* **STATED TASK**: In the records below, pick out all lines containing the word "ANETI".

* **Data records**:
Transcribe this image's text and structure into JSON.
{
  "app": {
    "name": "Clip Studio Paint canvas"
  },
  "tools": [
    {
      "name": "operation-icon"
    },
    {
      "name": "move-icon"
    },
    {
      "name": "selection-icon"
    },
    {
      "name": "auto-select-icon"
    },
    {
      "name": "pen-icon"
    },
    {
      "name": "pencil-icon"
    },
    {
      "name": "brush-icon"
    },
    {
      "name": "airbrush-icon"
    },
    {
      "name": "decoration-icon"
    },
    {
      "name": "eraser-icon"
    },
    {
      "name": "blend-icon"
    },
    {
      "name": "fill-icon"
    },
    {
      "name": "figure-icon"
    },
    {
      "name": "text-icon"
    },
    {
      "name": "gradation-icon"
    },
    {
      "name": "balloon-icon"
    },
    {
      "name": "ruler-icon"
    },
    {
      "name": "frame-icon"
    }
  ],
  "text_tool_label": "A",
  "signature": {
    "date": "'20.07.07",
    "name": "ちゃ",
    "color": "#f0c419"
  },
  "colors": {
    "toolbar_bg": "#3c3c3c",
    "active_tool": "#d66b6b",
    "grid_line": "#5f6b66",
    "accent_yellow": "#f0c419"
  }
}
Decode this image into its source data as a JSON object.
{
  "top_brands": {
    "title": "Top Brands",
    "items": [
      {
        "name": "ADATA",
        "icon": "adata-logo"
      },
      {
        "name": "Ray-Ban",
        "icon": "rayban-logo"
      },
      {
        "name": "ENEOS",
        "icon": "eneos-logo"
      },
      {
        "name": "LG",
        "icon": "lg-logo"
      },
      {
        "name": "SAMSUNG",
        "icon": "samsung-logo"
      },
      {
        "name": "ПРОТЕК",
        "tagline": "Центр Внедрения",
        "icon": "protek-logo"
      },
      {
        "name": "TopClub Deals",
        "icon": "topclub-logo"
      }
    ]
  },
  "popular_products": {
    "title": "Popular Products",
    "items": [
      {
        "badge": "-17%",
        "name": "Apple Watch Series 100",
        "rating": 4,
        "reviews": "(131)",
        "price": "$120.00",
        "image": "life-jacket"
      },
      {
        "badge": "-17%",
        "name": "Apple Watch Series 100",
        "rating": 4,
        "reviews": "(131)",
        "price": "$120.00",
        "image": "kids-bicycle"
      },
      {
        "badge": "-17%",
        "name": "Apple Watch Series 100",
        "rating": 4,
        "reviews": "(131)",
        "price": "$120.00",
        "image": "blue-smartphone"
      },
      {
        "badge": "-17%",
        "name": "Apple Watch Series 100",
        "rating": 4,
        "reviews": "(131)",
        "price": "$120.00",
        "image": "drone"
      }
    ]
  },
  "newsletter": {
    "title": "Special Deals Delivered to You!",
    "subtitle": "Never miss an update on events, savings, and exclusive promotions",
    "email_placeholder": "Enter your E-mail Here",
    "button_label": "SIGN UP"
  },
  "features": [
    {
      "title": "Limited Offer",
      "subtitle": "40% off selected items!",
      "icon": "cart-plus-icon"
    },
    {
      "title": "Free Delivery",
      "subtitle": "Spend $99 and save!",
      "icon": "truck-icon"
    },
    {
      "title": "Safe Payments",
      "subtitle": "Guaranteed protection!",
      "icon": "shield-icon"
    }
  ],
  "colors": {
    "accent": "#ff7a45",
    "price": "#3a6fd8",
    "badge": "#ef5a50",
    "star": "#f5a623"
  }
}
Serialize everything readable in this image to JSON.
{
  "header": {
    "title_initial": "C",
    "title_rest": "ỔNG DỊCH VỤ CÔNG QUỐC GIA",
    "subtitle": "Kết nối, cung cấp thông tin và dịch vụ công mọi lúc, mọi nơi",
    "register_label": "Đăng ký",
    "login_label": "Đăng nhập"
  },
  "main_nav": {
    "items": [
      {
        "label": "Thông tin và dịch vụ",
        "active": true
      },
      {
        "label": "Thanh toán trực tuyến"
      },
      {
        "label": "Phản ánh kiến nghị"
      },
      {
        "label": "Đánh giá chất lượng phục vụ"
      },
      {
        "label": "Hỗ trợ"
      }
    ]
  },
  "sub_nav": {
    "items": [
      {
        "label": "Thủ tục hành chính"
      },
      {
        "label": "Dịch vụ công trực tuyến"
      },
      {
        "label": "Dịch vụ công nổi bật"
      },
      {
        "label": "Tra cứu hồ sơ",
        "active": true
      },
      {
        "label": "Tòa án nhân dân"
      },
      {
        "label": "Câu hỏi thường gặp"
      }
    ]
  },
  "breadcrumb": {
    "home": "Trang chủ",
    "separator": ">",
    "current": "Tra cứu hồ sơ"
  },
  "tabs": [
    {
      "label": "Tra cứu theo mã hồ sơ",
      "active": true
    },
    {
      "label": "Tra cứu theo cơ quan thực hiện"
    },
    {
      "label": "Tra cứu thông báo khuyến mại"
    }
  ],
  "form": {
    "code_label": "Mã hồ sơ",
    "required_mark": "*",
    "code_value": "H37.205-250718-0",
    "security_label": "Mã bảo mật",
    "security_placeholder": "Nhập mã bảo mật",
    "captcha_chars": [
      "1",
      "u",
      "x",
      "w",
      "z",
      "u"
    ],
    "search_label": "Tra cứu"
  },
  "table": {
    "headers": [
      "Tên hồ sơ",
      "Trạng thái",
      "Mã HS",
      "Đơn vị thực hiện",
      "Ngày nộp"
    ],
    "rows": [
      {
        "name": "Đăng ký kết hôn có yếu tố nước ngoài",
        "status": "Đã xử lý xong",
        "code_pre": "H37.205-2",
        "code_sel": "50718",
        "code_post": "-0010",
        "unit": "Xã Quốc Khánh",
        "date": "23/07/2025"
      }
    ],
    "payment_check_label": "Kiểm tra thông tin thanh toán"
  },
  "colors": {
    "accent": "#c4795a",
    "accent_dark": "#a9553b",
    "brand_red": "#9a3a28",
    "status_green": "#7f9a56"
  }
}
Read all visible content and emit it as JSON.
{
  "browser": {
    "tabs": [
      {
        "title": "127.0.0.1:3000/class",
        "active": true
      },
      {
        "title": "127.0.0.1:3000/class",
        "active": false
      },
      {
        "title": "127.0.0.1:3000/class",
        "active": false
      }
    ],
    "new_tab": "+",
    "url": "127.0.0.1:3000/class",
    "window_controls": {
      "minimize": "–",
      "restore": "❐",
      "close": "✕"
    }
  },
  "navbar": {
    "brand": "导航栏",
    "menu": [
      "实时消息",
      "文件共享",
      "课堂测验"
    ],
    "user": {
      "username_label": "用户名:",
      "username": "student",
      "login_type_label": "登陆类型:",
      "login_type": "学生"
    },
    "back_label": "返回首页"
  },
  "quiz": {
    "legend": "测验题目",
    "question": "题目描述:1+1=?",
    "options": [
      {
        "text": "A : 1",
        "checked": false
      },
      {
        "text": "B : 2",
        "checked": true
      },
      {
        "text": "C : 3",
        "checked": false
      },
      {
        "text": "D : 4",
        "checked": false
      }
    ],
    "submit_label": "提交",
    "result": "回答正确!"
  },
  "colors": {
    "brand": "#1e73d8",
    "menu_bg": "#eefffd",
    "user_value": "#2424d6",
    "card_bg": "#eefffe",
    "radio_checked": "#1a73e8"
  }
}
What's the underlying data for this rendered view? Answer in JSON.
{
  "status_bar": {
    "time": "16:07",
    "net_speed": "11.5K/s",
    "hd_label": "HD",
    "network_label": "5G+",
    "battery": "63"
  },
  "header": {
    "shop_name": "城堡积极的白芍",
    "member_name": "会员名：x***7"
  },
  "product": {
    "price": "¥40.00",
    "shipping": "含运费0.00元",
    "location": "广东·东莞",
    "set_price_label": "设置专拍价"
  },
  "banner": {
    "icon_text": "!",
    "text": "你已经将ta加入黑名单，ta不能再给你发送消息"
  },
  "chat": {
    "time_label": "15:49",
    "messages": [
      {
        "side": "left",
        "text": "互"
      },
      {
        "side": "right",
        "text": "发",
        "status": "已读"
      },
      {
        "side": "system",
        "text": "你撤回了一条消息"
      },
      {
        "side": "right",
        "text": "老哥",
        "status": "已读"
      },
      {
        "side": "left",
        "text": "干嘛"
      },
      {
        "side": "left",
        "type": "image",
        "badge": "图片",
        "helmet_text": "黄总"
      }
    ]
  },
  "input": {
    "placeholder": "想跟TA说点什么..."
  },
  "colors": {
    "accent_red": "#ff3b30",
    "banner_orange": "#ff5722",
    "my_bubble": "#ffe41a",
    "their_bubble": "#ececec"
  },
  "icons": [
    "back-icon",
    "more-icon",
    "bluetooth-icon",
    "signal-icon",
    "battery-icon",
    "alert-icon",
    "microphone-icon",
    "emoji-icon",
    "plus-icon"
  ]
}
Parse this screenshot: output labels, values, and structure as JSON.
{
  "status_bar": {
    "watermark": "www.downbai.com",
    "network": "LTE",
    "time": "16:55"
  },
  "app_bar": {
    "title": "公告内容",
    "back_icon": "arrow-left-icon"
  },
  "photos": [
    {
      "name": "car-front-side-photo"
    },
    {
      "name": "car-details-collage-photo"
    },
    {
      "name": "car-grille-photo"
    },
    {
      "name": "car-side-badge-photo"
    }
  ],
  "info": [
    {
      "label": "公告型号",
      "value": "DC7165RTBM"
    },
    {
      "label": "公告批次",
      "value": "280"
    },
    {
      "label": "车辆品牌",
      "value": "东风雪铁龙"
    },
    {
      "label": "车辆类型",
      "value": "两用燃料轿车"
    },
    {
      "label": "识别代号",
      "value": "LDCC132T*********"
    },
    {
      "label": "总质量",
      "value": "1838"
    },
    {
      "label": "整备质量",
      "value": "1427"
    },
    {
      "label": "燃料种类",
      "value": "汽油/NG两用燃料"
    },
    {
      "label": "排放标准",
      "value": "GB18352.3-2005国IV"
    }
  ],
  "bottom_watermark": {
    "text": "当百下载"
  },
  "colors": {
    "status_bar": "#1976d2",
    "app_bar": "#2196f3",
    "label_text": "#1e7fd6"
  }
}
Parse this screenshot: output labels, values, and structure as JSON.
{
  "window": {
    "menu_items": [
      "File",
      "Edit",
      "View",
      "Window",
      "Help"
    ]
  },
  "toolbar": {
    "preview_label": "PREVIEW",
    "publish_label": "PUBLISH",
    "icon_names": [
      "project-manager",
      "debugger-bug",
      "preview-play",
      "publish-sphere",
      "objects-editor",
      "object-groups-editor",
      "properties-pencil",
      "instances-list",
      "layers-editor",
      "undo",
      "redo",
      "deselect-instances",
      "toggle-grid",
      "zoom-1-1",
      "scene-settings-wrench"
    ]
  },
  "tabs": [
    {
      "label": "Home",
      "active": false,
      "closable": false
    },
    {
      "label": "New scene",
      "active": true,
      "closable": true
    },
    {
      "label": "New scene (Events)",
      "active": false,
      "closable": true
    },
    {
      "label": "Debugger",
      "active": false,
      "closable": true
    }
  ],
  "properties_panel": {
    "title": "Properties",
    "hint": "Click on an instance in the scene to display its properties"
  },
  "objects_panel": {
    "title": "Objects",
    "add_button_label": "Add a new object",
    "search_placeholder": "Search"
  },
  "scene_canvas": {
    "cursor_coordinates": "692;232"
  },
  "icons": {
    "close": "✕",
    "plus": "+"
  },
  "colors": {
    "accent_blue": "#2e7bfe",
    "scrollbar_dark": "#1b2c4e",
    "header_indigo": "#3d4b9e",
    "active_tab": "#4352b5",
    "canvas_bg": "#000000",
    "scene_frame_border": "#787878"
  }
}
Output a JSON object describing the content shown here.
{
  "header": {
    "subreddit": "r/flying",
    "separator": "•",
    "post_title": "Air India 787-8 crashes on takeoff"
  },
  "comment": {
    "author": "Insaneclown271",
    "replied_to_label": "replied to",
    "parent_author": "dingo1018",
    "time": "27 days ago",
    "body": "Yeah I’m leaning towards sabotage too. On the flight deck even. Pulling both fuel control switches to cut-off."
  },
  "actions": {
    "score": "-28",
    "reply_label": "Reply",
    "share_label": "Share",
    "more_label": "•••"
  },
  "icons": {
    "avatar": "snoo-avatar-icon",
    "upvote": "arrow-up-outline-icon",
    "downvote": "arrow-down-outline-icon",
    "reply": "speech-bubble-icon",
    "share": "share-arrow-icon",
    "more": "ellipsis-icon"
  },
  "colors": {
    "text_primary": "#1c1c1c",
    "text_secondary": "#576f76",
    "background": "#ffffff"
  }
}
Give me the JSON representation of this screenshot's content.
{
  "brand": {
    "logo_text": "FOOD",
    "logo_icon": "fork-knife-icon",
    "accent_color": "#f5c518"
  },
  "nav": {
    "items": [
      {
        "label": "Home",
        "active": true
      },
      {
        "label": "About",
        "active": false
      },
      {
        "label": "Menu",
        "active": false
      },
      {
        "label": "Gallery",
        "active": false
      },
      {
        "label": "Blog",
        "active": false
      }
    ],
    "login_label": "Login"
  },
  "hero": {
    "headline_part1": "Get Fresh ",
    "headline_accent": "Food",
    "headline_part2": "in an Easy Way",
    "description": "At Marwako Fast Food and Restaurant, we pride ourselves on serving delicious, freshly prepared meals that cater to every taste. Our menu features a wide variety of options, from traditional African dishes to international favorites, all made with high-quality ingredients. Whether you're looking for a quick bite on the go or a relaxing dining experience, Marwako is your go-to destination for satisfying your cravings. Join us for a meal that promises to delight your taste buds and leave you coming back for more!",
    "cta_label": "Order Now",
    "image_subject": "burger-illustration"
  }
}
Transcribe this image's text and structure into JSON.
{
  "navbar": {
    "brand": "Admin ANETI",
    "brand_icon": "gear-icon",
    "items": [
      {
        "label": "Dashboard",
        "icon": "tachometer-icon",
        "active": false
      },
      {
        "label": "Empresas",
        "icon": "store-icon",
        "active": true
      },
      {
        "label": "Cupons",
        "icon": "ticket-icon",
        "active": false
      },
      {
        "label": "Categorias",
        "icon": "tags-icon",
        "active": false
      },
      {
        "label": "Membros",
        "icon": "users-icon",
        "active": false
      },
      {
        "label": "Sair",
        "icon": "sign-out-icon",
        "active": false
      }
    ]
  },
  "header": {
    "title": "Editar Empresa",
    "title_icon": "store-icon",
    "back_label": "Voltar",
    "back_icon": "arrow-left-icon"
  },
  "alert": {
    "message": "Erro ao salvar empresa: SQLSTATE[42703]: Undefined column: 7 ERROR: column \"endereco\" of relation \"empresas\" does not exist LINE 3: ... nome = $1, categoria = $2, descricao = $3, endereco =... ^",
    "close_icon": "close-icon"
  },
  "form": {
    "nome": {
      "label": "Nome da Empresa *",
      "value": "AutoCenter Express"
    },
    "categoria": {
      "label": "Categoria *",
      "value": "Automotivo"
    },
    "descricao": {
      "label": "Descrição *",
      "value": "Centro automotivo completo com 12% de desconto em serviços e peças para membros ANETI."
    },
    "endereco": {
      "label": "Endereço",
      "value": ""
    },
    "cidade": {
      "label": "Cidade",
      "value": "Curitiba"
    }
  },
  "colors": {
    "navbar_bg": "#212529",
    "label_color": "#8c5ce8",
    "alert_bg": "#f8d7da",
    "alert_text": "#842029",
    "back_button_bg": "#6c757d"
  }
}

* **RESPONSE**:
    "brand": "Admin ANETI",
      "value": "Centro automotivo completo com 12% de desconto em serviços e peças para membros ANETI."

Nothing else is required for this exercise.